### TASK DIRECTIONS
Filter these entries, keeping only lines that hold the word "kolumnie".

### DATA FOR PROCESSING

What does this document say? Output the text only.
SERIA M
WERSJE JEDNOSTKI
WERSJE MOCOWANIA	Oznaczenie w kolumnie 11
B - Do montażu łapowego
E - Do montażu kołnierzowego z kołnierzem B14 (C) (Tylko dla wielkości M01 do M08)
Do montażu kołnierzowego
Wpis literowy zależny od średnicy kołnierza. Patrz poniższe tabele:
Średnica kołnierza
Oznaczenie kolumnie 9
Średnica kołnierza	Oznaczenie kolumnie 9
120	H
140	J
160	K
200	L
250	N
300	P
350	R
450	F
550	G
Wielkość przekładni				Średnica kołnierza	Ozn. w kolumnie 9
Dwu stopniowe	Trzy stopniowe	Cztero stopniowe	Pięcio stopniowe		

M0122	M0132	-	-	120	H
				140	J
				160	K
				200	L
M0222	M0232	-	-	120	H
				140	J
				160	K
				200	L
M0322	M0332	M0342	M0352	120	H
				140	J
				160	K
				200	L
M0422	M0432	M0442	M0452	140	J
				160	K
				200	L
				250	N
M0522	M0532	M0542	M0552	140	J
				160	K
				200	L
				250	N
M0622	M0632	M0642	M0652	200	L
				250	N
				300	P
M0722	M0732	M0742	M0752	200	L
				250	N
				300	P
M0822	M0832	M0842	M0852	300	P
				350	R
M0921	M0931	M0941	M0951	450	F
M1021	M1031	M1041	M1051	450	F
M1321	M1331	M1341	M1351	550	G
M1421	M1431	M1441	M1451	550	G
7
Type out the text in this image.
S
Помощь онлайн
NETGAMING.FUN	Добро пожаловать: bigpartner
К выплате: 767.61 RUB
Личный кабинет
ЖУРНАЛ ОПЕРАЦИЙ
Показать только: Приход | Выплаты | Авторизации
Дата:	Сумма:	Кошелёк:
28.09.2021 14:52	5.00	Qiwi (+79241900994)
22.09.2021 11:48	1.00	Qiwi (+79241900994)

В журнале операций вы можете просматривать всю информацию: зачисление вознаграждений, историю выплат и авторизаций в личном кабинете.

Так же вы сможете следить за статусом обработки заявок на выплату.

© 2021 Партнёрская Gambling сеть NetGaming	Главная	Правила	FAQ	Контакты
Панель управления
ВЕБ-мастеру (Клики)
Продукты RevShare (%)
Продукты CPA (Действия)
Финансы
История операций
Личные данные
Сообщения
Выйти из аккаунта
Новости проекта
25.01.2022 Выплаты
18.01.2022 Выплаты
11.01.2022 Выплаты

### EXPECTED OUTPUT
WERSJE MOCOWANIA	Oznaczenie w kolumnie 11
Oznaczenie kolumnie 9
Średnica kołnierza	Oznaczenie kolumnie 9
Wielkość przekładni				Średnica kołnierza	Ozn. w kolumnie 9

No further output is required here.